## START Record excerpts

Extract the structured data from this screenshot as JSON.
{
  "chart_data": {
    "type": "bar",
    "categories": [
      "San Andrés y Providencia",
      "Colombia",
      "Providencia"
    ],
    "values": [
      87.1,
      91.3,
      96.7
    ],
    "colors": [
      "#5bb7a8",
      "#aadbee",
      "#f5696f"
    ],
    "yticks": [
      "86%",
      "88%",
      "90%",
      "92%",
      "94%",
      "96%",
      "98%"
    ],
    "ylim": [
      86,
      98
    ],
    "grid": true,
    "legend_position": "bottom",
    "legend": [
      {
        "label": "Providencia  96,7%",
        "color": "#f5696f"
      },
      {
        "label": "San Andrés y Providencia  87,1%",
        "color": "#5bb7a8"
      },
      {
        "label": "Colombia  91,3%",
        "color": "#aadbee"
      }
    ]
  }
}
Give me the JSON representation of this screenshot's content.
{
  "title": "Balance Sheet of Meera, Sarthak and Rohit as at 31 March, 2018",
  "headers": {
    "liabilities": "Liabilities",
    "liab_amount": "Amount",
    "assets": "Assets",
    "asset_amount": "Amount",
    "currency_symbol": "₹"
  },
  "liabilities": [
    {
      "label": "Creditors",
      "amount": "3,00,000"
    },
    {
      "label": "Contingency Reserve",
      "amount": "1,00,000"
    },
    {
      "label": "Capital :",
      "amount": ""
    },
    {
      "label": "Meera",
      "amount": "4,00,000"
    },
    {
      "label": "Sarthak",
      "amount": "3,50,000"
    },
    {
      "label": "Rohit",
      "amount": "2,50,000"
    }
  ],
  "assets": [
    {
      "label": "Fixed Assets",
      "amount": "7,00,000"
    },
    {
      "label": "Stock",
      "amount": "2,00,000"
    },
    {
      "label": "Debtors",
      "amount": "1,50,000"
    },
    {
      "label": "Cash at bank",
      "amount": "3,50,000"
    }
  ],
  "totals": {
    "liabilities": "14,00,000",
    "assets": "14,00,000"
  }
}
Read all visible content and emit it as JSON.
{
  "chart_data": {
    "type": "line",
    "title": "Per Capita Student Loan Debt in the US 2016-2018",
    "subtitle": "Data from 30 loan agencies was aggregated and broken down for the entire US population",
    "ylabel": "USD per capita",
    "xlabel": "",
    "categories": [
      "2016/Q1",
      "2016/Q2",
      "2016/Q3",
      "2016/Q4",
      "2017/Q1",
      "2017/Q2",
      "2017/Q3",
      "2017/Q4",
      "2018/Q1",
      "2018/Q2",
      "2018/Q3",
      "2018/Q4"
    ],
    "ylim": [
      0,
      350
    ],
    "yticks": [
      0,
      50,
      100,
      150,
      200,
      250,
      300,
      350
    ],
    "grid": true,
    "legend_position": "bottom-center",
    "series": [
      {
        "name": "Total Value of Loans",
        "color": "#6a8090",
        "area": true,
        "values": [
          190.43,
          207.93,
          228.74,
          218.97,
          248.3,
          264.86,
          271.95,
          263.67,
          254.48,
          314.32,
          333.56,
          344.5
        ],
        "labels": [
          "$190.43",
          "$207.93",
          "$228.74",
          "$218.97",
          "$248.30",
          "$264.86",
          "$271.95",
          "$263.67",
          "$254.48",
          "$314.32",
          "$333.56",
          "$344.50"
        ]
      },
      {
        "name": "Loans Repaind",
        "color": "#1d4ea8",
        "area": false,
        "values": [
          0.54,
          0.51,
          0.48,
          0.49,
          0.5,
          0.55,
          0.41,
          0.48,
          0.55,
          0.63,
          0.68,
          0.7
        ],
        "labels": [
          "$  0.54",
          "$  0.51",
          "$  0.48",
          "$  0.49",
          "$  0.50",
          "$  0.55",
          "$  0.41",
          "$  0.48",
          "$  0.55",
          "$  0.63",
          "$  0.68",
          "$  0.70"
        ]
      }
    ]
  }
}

## END Record excerpts

▶ [Work to be completed]: Everything from the line containing "Read all visible content and emit it as JSON." to the end of the records must be written out exactly; include both of those lines and no others.

▶ [Finished answer]:
Read all visible content and emit it as JSON.
{
  "chart_data": {
    "type": "line",
    "title": "Per Capita Student Loan Debt in the US 2016-2018",
    "subtitle": "Data from 30 loan agencies was aggregated and broken down for the entire US population",
    "ylabel": "USD per capita",
    "xlabel": "",
    "categories": [
      "2016/Q1",
      "2016/Q2",
      "2016/Q3",
      "2016/Q4",
      "2017/Q1",
      "2017/Q2",
      "2017/Q3",
      "2017/Q4",
      "2018/Q1",
      "2018/Q2",
      "2018/Q3",
      "2018/Q4"
    ],
    "ylim": [
      0,
      350
    ],
    "yticks": [
      0,
      50,
      100,
      150,
      200,
      250,
      300,
      350
    ],
    "grid": true,
    "legend_position": "bottom-center",
    "series": [
      {
        "name": "Total Value of Loans",
        "color": "#6a8090",
        "area": true,
        "values": [
          190.43,
          207.93,
          228.74,
          218.97,
          248.3,
          264.86,
          271.95,
          263.67,
          254.48,
          314.32,
          333.56,
          344.5
        ],
        "labels": [
          "$190.43",
          "$207.93",
          "$228.74",
          "$218.97",
          "$248.30",
          "$264.86",
          "$271.95",
          "$263.67",
          "$254.48",
          "$314.32",
          "$333.56",
          "$344.50"
        ]
      },
      {
        "name": "Loans Repaind",
        "color": "#1d4ea8",
        "area": false,
        "values": [
          0.54,
          0.51,
          0.48,
          0.49,
          0.5,
          0.55,
          0.41,
          0.48,
          0.55,
          0.63,
          0.68,
          0.7
        ],
        "labels": [
          "$  0.54",
          "$  0.51",
          "$  0.48",
          "$  0.49",
          "$  0.50",
          "$  0.55",
          "$  0.41",
          "$  0.48",
          "$  0.55",
          "$  0.63",
          "$  0.68",
          "$  0.70"
        ]
      }
    ]
  }
}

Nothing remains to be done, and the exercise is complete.